* [Material supplied]
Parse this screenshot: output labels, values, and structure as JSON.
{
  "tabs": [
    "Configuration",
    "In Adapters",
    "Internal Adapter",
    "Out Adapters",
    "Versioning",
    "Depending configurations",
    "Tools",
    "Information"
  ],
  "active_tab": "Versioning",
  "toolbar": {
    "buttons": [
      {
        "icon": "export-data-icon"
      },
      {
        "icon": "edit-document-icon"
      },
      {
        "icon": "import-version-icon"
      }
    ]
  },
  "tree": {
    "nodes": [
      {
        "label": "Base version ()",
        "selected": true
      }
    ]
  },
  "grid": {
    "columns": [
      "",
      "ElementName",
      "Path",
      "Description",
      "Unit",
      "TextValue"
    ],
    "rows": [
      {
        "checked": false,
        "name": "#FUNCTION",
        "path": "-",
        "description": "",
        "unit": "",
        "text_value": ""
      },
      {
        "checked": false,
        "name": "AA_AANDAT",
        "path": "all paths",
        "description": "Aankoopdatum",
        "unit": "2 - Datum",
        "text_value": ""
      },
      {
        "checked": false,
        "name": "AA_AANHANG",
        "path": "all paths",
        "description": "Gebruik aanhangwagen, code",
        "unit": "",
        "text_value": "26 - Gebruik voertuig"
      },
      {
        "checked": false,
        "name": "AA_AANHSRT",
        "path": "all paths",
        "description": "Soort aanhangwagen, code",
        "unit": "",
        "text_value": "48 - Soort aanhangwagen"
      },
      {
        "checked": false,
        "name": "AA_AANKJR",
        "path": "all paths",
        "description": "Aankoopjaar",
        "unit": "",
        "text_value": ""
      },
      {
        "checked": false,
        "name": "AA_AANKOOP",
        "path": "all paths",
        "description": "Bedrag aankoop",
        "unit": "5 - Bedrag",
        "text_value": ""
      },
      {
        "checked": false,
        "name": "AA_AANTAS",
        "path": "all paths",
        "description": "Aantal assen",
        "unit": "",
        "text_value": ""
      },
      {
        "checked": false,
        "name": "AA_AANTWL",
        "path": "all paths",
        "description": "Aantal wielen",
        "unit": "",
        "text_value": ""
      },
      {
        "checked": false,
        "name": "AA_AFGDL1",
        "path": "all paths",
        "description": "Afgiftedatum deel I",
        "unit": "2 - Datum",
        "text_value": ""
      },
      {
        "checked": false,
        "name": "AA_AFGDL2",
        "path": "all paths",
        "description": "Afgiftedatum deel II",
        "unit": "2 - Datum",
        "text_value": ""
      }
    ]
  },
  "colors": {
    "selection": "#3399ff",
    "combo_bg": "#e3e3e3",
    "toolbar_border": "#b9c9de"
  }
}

* [What to work on] Using the listing, copy every line where the word "aanhangwagen" shows up.

* [Task output]
        "description": "Gebruik aanhangwagen, code",
        "description": "Soort aanhangwagen, code",
        "text_value": "48 - Soort aanhangwagen"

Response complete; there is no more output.